What are KPIs in finance? Part 1 – Reports

KPIs are a fundamental way to measure the success of your company. They help you make strategic decisions and see how well your company is doing. That’s why so many businesses use them today!

There are many financial KPIs. Some are more important depending on the industry you are in. Other KPIs can be used across various sectors. I will break it down into different posts instead of explaining it here.

Before we delve into the KPIs, you need to understand from which reports these KPIs are derived, and to understand that, you need to understand what each report says about your company.

Each of these reports is a KPI, so understanding them is a must for a successful business owner.

Three preliminary financial reports are necessary in your business. From these reports, you tailor more specific ones, but this is ground zero.

These financial reports are:

  1. Income Statement / Profit and Lost Statement.
  2. Balance Sheet
  3. Statement of Cash Flow.

Income Statement: What is it?

Income statements are a critical financial document for your business. They show what you earn and spend and if the company is making a profit over a specific period. The report can be done monthly, quarterly, or annually.

Your income statement will show:

Revenue (sales)


Net Income (profit/loss).

Revenue is your income statement’s top line and your total sales. This could be from product sales, services rendered, or other sources of Income.

Expenses are everything you spend to generate that revenue. This includes the cost of goods sold (COGS), employee salaries, marketing expenses, and other operating expenses.

Net Income is your total revenue minus your total expenses. If it’s positive, you have a profit. If it’s negative, you have a loss.

STORED ROWS:
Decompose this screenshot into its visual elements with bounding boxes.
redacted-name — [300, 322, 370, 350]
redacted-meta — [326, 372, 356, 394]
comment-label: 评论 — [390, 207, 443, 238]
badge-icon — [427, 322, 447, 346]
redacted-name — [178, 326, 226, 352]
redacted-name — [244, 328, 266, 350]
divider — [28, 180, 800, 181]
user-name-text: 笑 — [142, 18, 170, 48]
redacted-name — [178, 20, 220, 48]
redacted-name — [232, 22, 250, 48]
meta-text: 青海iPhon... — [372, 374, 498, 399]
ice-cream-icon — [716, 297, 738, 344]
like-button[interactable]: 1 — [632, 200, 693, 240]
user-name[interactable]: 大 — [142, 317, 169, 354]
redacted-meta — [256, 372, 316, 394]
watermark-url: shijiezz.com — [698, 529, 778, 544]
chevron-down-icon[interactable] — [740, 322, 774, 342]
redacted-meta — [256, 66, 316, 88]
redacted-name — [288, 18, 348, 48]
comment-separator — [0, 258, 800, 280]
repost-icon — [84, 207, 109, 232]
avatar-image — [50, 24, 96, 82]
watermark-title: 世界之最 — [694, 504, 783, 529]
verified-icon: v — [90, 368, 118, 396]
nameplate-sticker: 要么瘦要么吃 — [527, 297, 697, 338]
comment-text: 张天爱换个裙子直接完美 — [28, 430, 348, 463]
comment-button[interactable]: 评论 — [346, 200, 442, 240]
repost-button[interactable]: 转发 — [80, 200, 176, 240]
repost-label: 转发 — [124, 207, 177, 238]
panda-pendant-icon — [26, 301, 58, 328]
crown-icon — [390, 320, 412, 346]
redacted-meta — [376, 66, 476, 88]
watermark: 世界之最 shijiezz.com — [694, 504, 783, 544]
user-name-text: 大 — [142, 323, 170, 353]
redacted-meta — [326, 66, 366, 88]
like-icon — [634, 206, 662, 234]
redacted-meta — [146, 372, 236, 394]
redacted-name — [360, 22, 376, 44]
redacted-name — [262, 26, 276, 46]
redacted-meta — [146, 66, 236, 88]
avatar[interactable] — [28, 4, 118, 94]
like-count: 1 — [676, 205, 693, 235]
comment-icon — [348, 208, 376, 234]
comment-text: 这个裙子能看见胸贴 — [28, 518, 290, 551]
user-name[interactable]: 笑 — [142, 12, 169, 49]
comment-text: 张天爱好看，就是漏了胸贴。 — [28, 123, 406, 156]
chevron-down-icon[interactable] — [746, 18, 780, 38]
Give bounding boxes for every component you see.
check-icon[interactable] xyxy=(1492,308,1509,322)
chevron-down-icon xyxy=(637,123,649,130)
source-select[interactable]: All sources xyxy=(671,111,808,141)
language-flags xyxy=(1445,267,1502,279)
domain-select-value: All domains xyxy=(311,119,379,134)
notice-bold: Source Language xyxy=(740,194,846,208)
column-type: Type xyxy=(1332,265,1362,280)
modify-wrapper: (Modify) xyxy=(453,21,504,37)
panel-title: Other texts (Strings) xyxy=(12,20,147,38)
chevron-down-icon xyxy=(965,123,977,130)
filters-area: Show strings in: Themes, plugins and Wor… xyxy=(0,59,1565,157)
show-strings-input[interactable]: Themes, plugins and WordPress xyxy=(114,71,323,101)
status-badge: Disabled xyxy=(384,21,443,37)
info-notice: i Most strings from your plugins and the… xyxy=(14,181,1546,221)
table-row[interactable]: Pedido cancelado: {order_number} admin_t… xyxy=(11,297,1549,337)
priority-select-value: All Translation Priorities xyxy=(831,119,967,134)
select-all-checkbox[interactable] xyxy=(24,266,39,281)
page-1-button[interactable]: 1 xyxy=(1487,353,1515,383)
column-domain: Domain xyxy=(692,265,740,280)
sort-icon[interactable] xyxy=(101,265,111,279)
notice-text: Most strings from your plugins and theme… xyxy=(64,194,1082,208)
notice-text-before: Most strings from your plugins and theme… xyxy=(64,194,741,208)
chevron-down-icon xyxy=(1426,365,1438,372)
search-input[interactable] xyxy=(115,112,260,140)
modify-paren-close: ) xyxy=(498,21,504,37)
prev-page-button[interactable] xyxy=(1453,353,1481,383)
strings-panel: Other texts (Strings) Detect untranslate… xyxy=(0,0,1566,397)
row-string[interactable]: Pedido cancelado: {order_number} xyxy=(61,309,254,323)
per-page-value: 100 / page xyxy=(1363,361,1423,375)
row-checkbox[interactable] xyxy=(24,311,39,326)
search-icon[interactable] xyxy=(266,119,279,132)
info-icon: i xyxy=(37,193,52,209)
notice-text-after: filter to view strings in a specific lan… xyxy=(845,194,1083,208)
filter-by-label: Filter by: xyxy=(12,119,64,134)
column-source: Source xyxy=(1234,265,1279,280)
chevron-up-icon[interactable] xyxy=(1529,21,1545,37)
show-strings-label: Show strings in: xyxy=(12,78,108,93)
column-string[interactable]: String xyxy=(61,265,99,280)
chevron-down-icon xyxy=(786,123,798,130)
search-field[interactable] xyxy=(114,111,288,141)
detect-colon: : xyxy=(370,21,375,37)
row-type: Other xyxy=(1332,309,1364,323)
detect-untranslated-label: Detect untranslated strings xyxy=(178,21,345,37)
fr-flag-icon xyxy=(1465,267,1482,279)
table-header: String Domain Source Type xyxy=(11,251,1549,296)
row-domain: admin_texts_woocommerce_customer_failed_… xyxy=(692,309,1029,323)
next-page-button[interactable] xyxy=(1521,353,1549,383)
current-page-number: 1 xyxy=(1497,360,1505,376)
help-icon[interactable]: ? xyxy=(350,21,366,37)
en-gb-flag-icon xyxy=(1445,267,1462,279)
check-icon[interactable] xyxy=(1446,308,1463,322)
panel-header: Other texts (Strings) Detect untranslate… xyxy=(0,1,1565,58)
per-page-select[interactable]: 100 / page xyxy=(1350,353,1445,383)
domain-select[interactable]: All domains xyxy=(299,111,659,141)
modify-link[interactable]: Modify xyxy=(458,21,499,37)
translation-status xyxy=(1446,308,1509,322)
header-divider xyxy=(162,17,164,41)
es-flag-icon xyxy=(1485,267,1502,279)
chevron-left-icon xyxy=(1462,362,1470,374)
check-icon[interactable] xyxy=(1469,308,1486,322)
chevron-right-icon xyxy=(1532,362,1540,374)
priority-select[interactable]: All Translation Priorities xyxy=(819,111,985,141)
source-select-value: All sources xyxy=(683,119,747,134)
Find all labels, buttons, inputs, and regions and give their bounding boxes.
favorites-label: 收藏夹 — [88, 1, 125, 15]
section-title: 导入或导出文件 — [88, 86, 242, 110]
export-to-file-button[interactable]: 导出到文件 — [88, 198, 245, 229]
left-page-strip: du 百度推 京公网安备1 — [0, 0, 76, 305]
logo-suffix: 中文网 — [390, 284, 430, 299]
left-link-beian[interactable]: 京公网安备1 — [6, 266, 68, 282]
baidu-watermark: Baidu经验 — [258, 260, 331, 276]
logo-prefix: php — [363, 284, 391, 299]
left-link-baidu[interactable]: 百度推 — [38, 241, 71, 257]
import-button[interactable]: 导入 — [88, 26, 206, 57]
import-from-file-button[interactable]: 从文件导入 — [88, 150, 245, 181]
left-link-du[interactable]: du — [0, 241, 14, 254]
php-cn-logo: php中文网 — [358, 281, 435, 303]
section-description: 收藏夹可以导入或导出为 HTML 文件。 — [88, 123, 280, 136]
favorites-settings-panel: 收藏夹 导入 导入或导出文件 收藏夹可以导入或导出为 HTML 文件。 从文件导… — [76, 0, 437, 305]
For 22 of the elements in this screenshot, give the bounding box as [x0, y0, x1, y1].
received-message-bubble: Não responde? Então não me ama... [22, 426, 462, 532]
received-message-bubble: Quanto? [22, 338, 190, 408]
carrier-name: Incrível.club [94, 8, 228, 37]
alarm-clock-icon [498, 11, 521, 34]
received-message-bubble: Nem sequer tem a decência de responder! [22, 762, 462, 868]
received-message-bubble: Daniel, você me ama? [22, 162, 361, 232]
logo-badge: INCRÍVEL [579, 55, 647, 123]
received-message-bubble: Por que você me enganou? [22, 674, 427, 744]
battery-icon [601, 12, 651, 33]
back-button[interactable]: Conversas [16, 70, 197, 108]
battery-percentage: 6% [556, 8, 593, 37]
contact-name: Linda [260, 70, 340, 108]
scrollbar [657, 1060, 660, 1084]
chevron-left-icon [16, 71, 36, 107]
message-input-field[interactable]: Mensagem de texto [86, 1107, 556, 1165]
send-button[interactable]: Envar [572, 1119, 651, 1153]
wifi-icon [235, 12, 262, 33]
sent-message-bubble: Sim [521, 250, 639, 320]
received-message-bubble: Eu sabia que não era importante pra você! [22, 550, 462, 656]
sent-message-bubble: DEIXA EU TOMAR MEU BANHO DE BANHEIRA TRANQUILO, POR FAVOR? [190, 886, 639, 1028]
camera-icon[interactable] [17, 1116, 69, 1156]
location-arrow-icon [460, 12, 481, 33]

WORK TO DO:
[1] According to the article on financial KPIs, how often can an income statement be prepared?
[2] Render this sentence from the article on financial KPIs in Spanish: "Net Income is your total revenue minus your total expenses."
[3] Carry on writing the article on financial KPIs, picking up right after its final sentence.
The data has no connection to the article on financial KPIs.

REPLIES:
[1] Monthly, quarterly, or annually.

[2] La utilidad neta es el total de sus ingresos menos el total de sus gastos.

[3]
Balance Sheet: What is it?

The balance sheet is one of your business’s three primary financial statements. A balance sheet is a financial document showing your company’s assets, liabilities, and shareholder’s equity at a specific time. It’s usually done monthly, quarterly, or annually.

Assets are everything your company owns and can use to generate revenue. This includes cash, inventory, property, and equipment.

Liabilities are everything your company owes. This includes loans, credit cards, accounts payable, and other debts.

Shareholders’ equity is the difference between your assets and liabilities. It represents the ownership stake of your shareholders in your company.

Statement of Cash Flow: What is it?

The cash flow statement is one of your business’s three primary financial statements. A cash flow statement shows your business’s cash inflows and outflows over a specific period. It’s usually done monthly, quarterly, or annually.

Cash inflows are the money coming into your business. This includes revenue from sales, interest income, and loans.

Cash outflows are the money going out of your business. This includes expenses like COGS, employee salaries, and rent.

Net cash flow is the difference between your cash inflows and cash outflows. If positive, you have more cash coming in than going out. If negative, you have more money going out than coming in.

These are the three most important financial reports for your business. Now that we understand them, we can break down the different types of KPIs.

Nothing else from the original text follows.